* [Instruction]:
Reproduce the records below exactly as they appear, omitting any pictures they contain.
>>>
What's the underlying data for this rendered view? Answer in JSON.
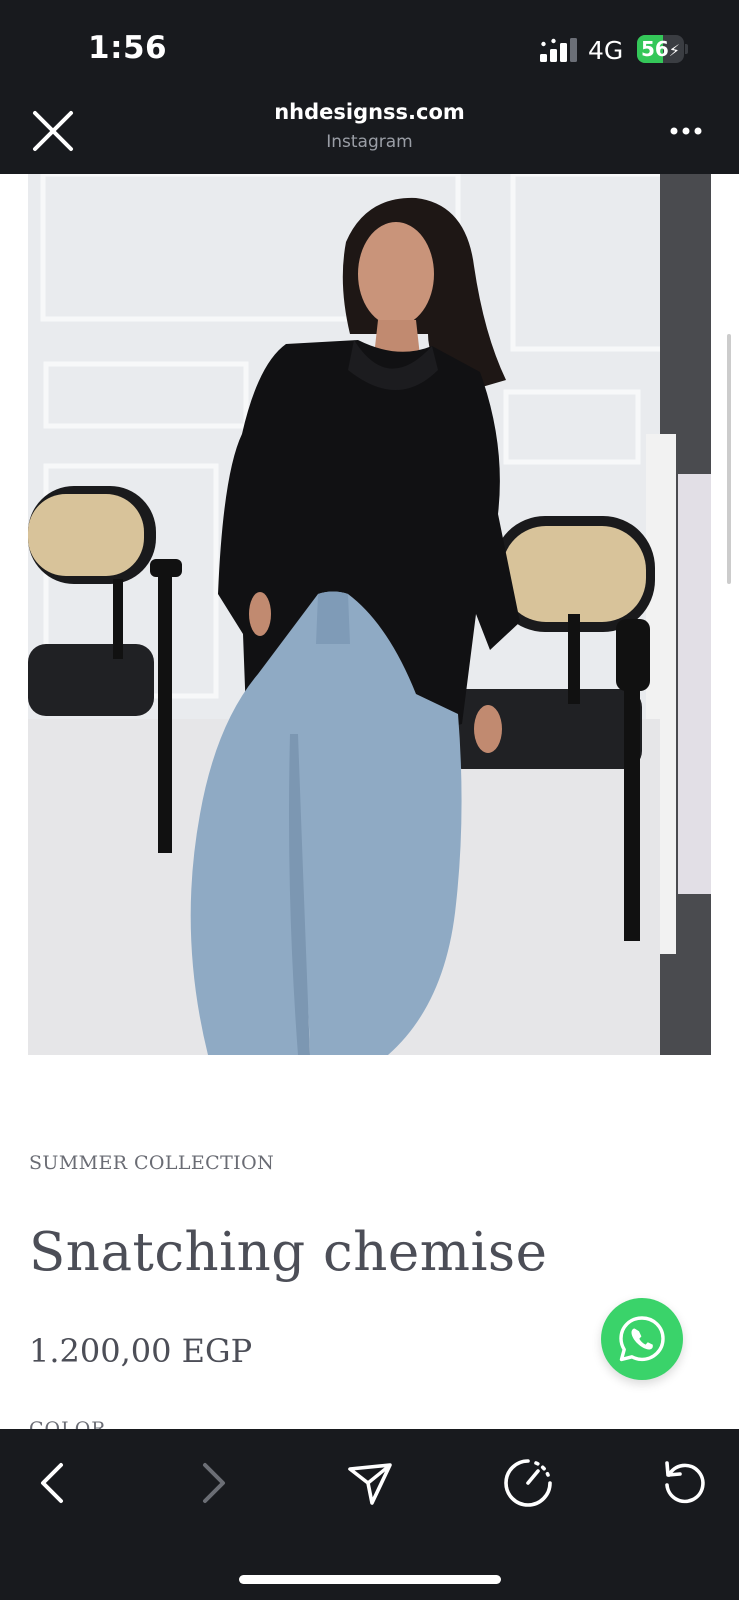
{
  "status_bar": {
    "time": "1:56",
    "network": "4G",
    "battery_percent": 56,
    "battery_label": "56"
  },
  "browser": {
    "domain": "nhdesignss.com",
    "source": "Instagram"
  },
  "product": {
    "collection": "SUMMER COLLECTION",
    "name": "Snatching chemise",
    "price": "1.200,00 EGP",
    "option_label": "COLOR"
  },
  "icons": {
    "close": "close-icon",
    "more": "more-horizontal-icon",
    "whatsapp": "whatsapp-icon",
    "back": "chevron-left-icon",
    "forward": "chevron-right-icon",
    "share": "send-icon",
    "speed": "speedometer-icon",
    "reload": "reload-icon"
  },
  "colors": {
    "chrome_background": "#181a1e",
    "whatsapp_green": "#3ad36a",
    "battery_green": "#34c759",
    "text_dark": "#4c4e57"
  }
}
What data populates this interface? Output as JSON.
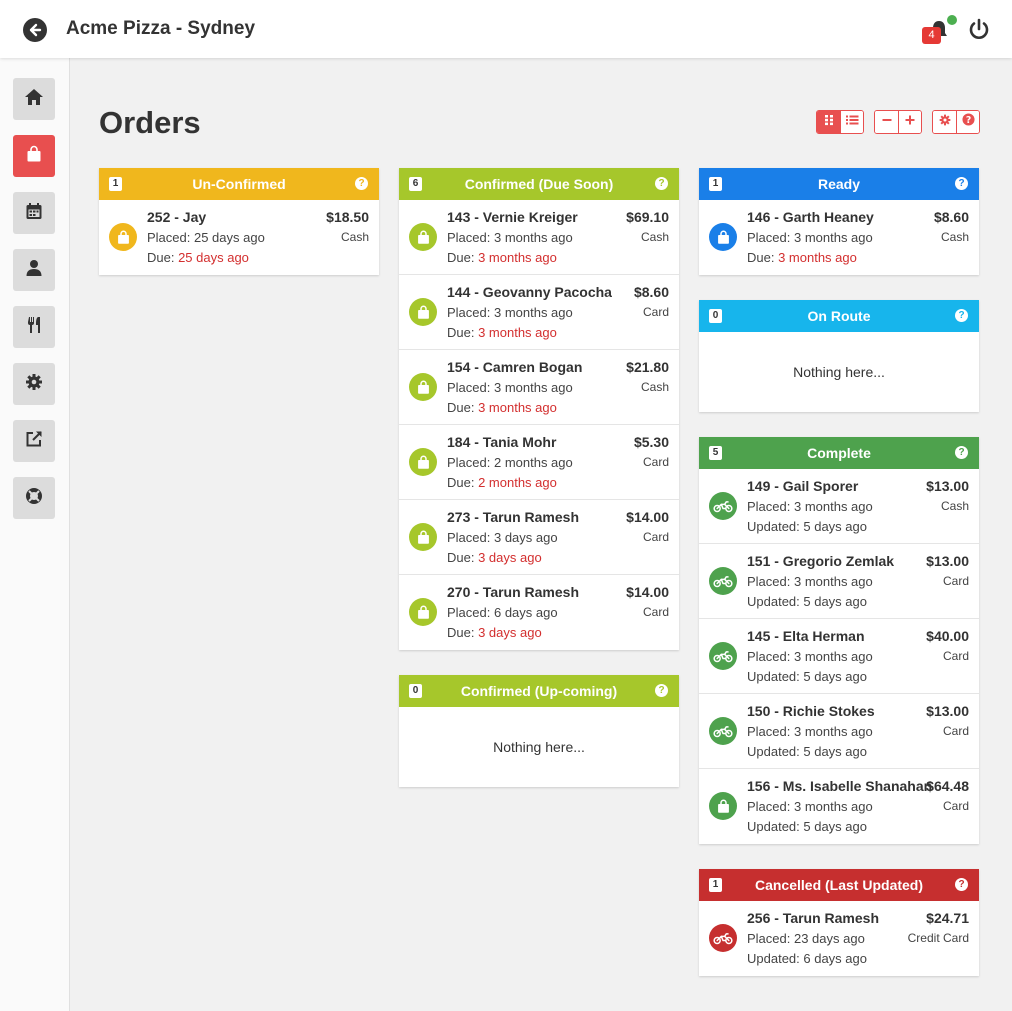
{
  "app": {
    "title": "Acme Pizza - Sydney"
  },
  "header": {
    "notification_count": "4"
  },
  "page": {
    "title": "Orders"
  },
  "colors": {
    "unconfirmed": "#f0b71d",
    "confirmed": "#a6c72b",
    "ready": "#1a7fe8",
    "on_route": "#17b5ec",
    "complete": "#4ea24d",
    "cancelled": "#c62f2f",
    "late_text": "#d32f2f",
    "active_nav": "#e84f4f"
  },
  "sidebar": {
    "items": [
      {
        "icon": "home-icon"
      },
      {
        "icon": "shopping-bag-icon",
        "active": true
      },
      {
        "icon": "calendar-icon"
      },
      {
        "icon": "user-icon"
      },
      {
        "icon": "utensils-icon"
      },
      {
        "icon": "gear-icon"
      },
      {
        "icon": "external-link-icon"
      },
      {
        "icon": "life-ring-icon"
      }
    ]
  },
  "panels": {
    "unconfirmed": {
      "title": "Un-Confirmed",
      "count": "1",
      "help": "?",
      "orders": [
        {
          "name": "252 - Jay",
          "price": "$18.50",
          "payment": "Cash",
          "placed": "Placed: 25 days ago",
          "due_label": "Due: ",
          "due": "25 days ago"
        }
      ]
    },
    "confirmed_due_soon": {
      "title": "Confirmed (Due Soon)",
      "count": "6",
      "help": "?",
      "orders": [
        {
          "name": "143 - Vernie Kreiger",
          "price": "$69.10",
          "payment": "Cash",
          "placed": "Placed: 3 months ago",
          "due_label": "Due: ",
          "due": "3 months ago"
        },
        {
          "name": "144 - Geovanny Pacocha",
          "price": "$8.60",
          "payment": "Card",
          "placed": "Placed: 3 months ago",
          "due_label": "Due: ",
          "due": "3 months ago"
        },
        {
          "name": "154 - Camren Bogan",
          "price": "$21.80",
          "payment": "Cash",
          "placed": "Placed: 3 months ago",
          "due_label": "Due: ",
          "due": "3 months ago"
        },
        {
          "name": "184 - Tania Mohr",
          "price": "$5.30",
          "payment": "Card",
          "placed": "Placed: 2 months ago",
          "due_label": "Due: ",
          "due": "2 months ago"
        },
        {
          "name": "273 - Tarun Ramesh",
          "price": "$14.00",
          "payment": "Card",
          "placed": "Placed: 3 days ago",
          "due_label": "Due: ",
          "due": "3 days ago"
        },
        {
          "name": "270 - Tarun Ramesh",
          "price": "$14.00",
          "payment": "Card",
          "placed": "Placed: 6 days ago",
          "due_label": "Due: ",
          "due": "3 days ago"
        }
      ]
    },
    "confirmed_upcoming": {
      "title": "Confirmed (Up-coming)",
      "count": "0",
      "help": "?",
      "empty": "Nothing here..."
    },
    "ready": {
      "title": "Ready",
      "count": "1",
      "help": "?",
      "orders": [
        {
          "name": "146 - Garth Heaney",
          "price": "$8.60",
          "payment": "Cash",
          "placed": "Placed: 3 months ago",
          "due_label": "Due: ",
          "due": "3 months ago"
        }
      ]
    },
    "on_route": {
      "title": "On Route",
      "count": "0",
      "help": "?",
      "empty": "Nothing here..."
    },
    "complete": {
      "title": "Complete",
      "count": "5",
      "help": "?",
      "orders": [
        {
          "name": "149 - Gail Sporer",
          "price": "$13.00",
          "payment": "Cash",
          "placed": "Placed: 3 months ago",
          "updated": "Updated: 5 days ago",
          "icon": "motorcycle-icon"
        },
        {
          "name": "151 - Gregorio Zemlak",
          "price": "$13.00",
          "payment": "Card",
          "placed": "Placed: 3 months ago",
          "updated": "Updated: 5 days ago",
          "icon": "motorcycle-icon"
        },
        {
          "name": "145 - Elta Herman",
          "price": "$40.00",
          "payment": "Card",
          "placed": "Placed: 3 months ago",
          "updated": "Updated: 5 days ago",
          "icon": "motorcycle-icon"
        },
        {
          "name": "150 - Richie Stokes",
          "price": "$13.00",
          "payment": "Card",
          "placed": "Placed: 3 months ago",
          "updated": "Updated: 5 days ago",
          "icon": "motorcycle-icon"
        },
        {
          "name": "156 - Ms. Isabelle Shanahan",
          "price": "$64.48",
          "payment": "Card",
          "placed": "Placed: 3 months ago",
          "updated": "Updated: 5 days ago",
          "icon": "shopping-bag-icon"
        }
      ]
    },
    "cancelled": {
      "title": "Cancelled (Last Updated)",
      "count": "1",
      "help": "?",
      "orders": [
        {
          "name": "256 - Tarun Ramesh",
          "price": "$24.71",
          "payment": "Credit Card",
          "placed": "Placed: 23 days ago",
          "updated": "Updated: 6 days ago",
          "icon": "motorcycle-icon"
        }
      ]
    }
  }
}
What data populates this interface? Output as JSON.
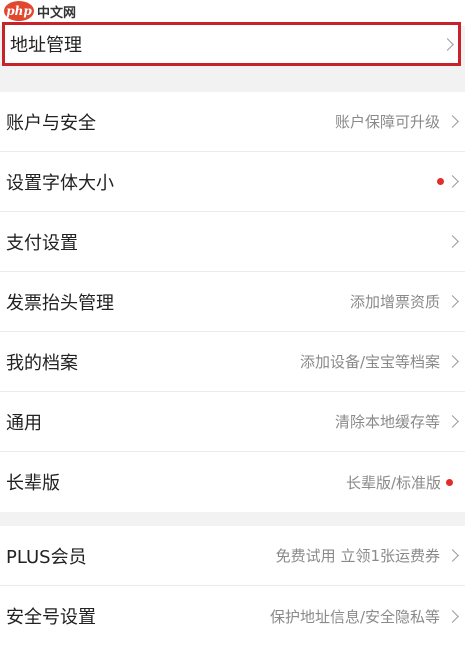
{
  "watermark": {
    "logo": "php",
    "text": "中文网"
  },
  "colors": {
    "highlight_border": "#c8232a",
    "badge_dot": "#e02d2d",
    "page_bg": "#f2f2f2"
  },
  "address": {
    "label": "地址管理"
  },
  "settings_group": [
    {
      "label": "账户与安全",
      "value": "账户保障可升级"
    },
    {
      "label": "设置字体大小",
      "value": ""
    },
    {
      "label": "支付设置",
      "value": ""
    },
    {
      "label": "发票抬头管理",
      "value": "添加增票资质"
    },
    {
      "label": "我的档案",
      "value": "添加设备/宝宝等档案"
    },
    {
      "label": "通用",
      "value": "清除本地缓存等"
    },
    {
      "label": "长辈版",
      "value": "长辈版/标准版"
    }
  ],
  "membership_group": [
    {
      "label": "PLUS会员",
      "value": "免费试用 立领1张运费券"
    },
    {
      "label": "安全号设置",
      "value": "保护地址信息/安全隐私等"
    }
  ]
}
<<<
* [Answer to the exercise]:
What's the underlying data for this rendered view? Answer in JSON.
{
  "status_bar": {
    "time": "1:56",
    "network": "4G",
    "battery_percent": 56,
    "battery_label": "56"
  },
  "browser": {
    "domain": "nhdesignss.com",
    "source": "Instagram"
  },
  "product": {
    "collection": "SUMMER COLLECTION",
    "name": "Snatching chemise",
    "price": "1.200,00 EGP",
    "option_label": "COLOR"
  },
  "icons": {
    "close": "close-icon",
    "more": "more-horizontal-icon",
    "whatsapp": "whatsapp-icon",
    "back": "chevron-left-icon",
    "forward": "chevron-right-icon",
    "share": "send-icon",
    "speed": "speedometer-icon",
    "reload": "reload-icon"
  },
  "colors": {
    "chrome_background": "#181a1e",
    "whatsapp_green": "#3ad36a",
    "battery_green": "#34c759",
    "text_dark": "#4c4e57"
  }
}
What data populates this interface? Output as JSON.
{
  "app": {
    "title": "Acme Pizza - Sydney"
  },
  "header": {
    "notification_count": "4"
  },
  "page": {
    "title": "Orders"
  },
  "colors": {
    "unconfirmed": "#f0b71d",
    "confirmed": "#a6c72b",
    "ready": "#1a7fe8",
    "on_route": "#17b5ec",
    "complete": "#4ea24d",
    "cancelled": "#c62f2f",
    "late_text": "#d32f2f",
    "active_nav": "#e84f4f"
  },
  "sidebar": {
    "items": [
      {
        "icon": "home-icon"
      },
      {
        "icon": "shopping-bag-icon",
        "active": true
      },
      {
        "icon": "calendar-icon"
      },
      {
        "icon": "user-icon"
      },
      {
        "icon": "utensils-icon"
      },
      {
        "icon": "gear-icon"
      },
      {
        "icon": "external-link-icon"
      },
      {
        "icon": "life-ring-icon"
      }
    ]
  },
  "panels": {
    "unconfirmed": {
      "title": "Un-Confirmed",
      "count": "1",
      "help": "?",
      "orders": [
        {
          "name": "252 - Jay",
          "price": "$18.50",
          "payment": "Cash",
          "placed": "Placed: 25 days ago",
          "due_label": "Due: ",
          "due": "25 days ago"
        }
      ]
    },
    "confirmed_due_soon": {
      "title": "Confirmed (Due Soon)",
      "count": "6",
      "help": "?",
      "orders": [
        {
          "name": "143 - Vernie Kreiger",
          "price": "$69.10",
          "payment": "Cash",
          "placed": "Placed: 3 months ago",
          "due_label": "Due: ",
          "due": "3 months ago"
        },
        {
          "name": "144 - Geovanny Pacocha",
          "price": "$8.60",
          "payment": "Card",
          "placed": "Placed: 3 months ago",
          "due_label": "Due: ",
          "due": "3 months ago"
        },
        {
          "name": "154 - Camren Bogan",
          "price": "$21.80",
          "payment": "Cash",
          "placed": "Placed: 3 months ago",
          "due_label": "Due: ",
          "due": "3 months ago"
        },
        {
          "name": "184 - Tania Mohr",
          "price": "$5.30",
          "payment": "Card",
          "placed": "Placed: 2 months ago",
          "due_label": "Due: ",
          "due": "2 months ago"
        },
        {
          "name": "273 - Tarun Ramesh",
          "price": "$14.00",
          "payment": "Card",
          "placed": "Placed: 3 days ago",
          "due_label": "Due: ",
          "due": "3 days ago"
        },
        {
          "name": "270 - Tarun Ramesh",
          "price": "$14.00",
          "payment": "Card",
          "placed": "Placed: 6 days ago",
          "due_label": "Due: ",
          "due": "3 days ago"
        }
      ]
    },
    "confirmed_upcoming": {
      "title": "Confirmed (Up-coming)",
      "count": "0",
      "help": "?",
      "empty": "Nothing here..."
    },
    "ready": {
      "title": "Ready",
      "count": "1",
      "help": "?",
      "orders": [
        {
          "name": "146 - Garth Heaney",
          "price": "$8.60",
          "payment": "Cash",
          "placed": "Placed: 3 months ago",
          "due_label": "Due: ",
          "due": "3 months ago"
        }
      ]
    },
    "on_route": {
      "title": "On Route",
      "count": "0",
      "help": "?",
      "empty": "Nothing here..."
    },
    "complete": {
      "title": "Complete",
      "count": "5",
      "help": "?",
      "orders": [
        {
          "name": "149 - Gail Sporer",
          "price": "$13.00",
          "payment": "Cash",
          "placed": "Placed: 3 months ago",
          "updated": "Updated: 5 days ago",
          "icon": "motorcycle-icon"
        },
        {
          "name": "151 - Gregorio Zemlak",
          "price": "$13.00",
          "payment": "Card",
          "placed": "Placed: 3 months ago",
          "updated": "Updated: 5 days ago",
          "icon": "motorcycle-icon"
        },
        {
          "name": "145 - Elta Herman",
          "price": "$40.00",
          "payment": "Card",
          "placed": "Placed: 3 months ago",
          "updated": "Updated: 5 days ago",
          "icon": "motorcycle-icon"
        },
        {
          "name": "150 - Richie Stokes",
          "price": "$13.00",
          "payment": "Card",
          "placed": "Placed: 3 months ago",
          "updated": "Updated: 5 days ago",
          "icon": "motorcycle-icon"
        },
        {
          "name": "156 - Ms. Isabelle Shanahan",
          "price": "$64.48",
          "payment": "Card",
          "placed": "Placed: 3 months ago",
          "updated": "Updated: 5 days ago",
          "icon": "shopping-bag-icon"
        }
      ]
    },
    "cancelled": {
      "title": "Cancelled (Last Updated)",
      "count": "1",
      "help": "?",
      "orders": [
        {
          "name": "256 - Tarun Ramesh",
          "price": "$24.71",
          "payment": "Credit Card",
          "placed": "Placed: 23 days ago",
          "updated": "Updated: 6 days ago",
          "icon": "motorcycle-icon"
        }
      ]
    }
  }
}
What data populates this interface? Output as JSON.
{
  "watermark": {
    "logo": "php",
    "text": "中文网"
  },
  "colors": {
    "highlight_border": "#c8232a",
    "badge_dot": "#e02d2d",
    "page_bg": "#f2f2f2"
  },
  "address": {
    "label": "地址管理"
  },
  "settings_group": [
    {
      "label": "账户与安全",
      "value": "账户保障可升级"
    },
    {
      "label": "设置字体大小",
      "value": ""
    },
    {
      "label": "支付设置",
      "value": ""
    },
    {
      "label": "发票抬头管理",
      "value": "添加增票资质"
    },
    {
      "label": "我的档案",
      "value": "添加设备/宝宝等档案"
    },
    {
      "label": "通用",
      "value": "清除本地缓存等"
    },
    {
      "label": "长辈版",
      "value": "长辈版/标准版"
    }
  ],
  "membership_group": [
    {
      "label": "PLUS会员",
      "value": "免费试用 立领1张运费券"
    },
    {
      "label": "安全号设置",
      "value": "保护地址信息/安全隐私等"
    }
  ]
}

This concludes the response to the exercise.